# START OF EXTRACTED ENTRIES

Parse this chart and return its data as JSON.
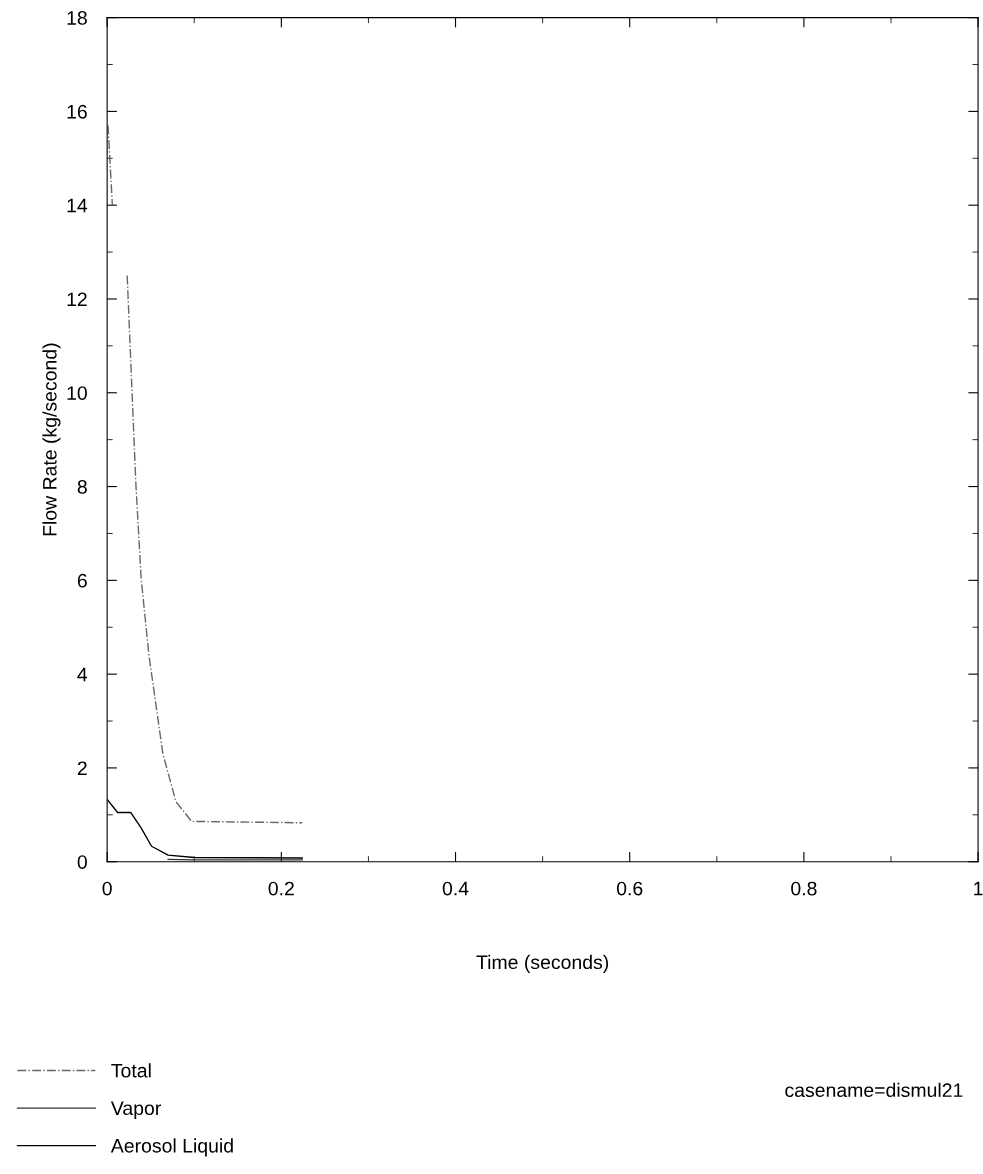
{
  "chart_data": {
    "type": "line",
    "xlabel": "Time (seconds)",
    "ylabel": "Flow Rate (kg/second)",
    "xlim": [
      0,
      1
    ],
    "ylim": [
      0,
      18
    ],
    "xticks": [
      0,
      0.2,
      0.4,
      0.6,
      0.8,
      1
    ],
    "yticks": [
      0,
      2,
      4,
      6,
      8,
      10,
      12,
      14,
      16,
      18
    ],
    "grid": false,
    "legend": "bottom left",
    "marker": "none",
    "annotations": [
      "casename=dismul21"
    ],
    "series": [
      {
        "name": "Total",
        "color": "#666666",
        "line_style": "dashdot",
        "x": [
          0.001,
          0.006,
          0.015,
          0.023,
          0.033,
          0.039,
          0.048,
          0.064,
          0.079,
          0.097,
          0.224
        ],
        "values": [
          15.7,
          14.0,
          null,
          12.5,
          8.05,
          6.05,
          4.4,
          2.3,
          1.28,
          0.86,
          0.83
        ]
      },
      {
        "name": "Vapor",
        "color": "#333333",
        "line_style": "solid",
        "x": [
          0.07,
          0.1,
          0.224
        ],
        "values": [
          0.05,
          0.04,
          0.04
        ]
      },
      {
        "name": "Aerosol Liquid",
        "color": "#000000",
        "line_style": "solid",
        "x": [
          0,
          0.012,
          0.027,
          0.039,
          0.051,
          0.07,
          0.1,
          0.224
        ],
        "values": [
          1.33,
          1.05,
          1.05,
          0.72,
          0.33,
          0.14,
          0.09,
          0.08
        ]
      }
    ]
  }
}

# END OF EXTRACTED ENTRIES

= WHAT THE EXERCISE ASKS =
Copy all the lines of data exactly as they appear, dropping any images.

= RESULT FOR THIS EXERCISE =
Parse this chart and return its data as JSON.
{
  "chart_data": {
    "type": "line",
    "xlabel": "Time (seconds)",
    "ylabel": "Flow Rate (kg/second)",
    "xlim": [
      0,
      1
    ],
    "ylim": [
      0,
      18
    ],
    "xticks": [
      0,
      0.2,
      0.4,
      0.6,
      0.8,
      1
    ],
    "yticks": [
      0,
      2,
      4,
      6,
      8,
      10,
      12,
      14,
      16,
      18
    ],
    "grid": false,
    "legend": "bottom left",
    "marker": "none",
    "annotations": [
      "casename=dismul21"
    ],
    "series": [
      {
        "name": "Total",
        "color": "#666666",
        "line_style": "dashdot",
        "x": [
          0.001,
          0.006,
          0.015,
          0.023,
          0.033,
          0.039,
          0.048,
          0.064,
          0.079,
          0.097,
          0.224
        ],
        "values": [
          15.7,
          14.0,
          null,
          12.5,
          8.05,
          6.05,
          4.4,
          2.3,
          1.28,
          0.86,
          0.83
        ]
      },
      {
        "name": "Vapor",
        "color": "#333333",
        "line_style": "solid",
        "x": [
          0.07,
          0.1,
          0.224
        ],
        "values": [
          0.05,
          0.04,
          0.04
        ]
      },
      {
        "name": "Aerosol Liquid",
        "color": "#000000",
        "line_style": "solid",
        "x": [
          0,
          0.012,
          0.027,
          0.039,
          0.051,
          0.07,
          0.1,
          0.224
        ],
        "values": [
          1.33,
          1.05,
          1.05,
          0.72,
          0.33,
          0.14,
          0.09,
          0.08
        ]
      }
    ]
  }
}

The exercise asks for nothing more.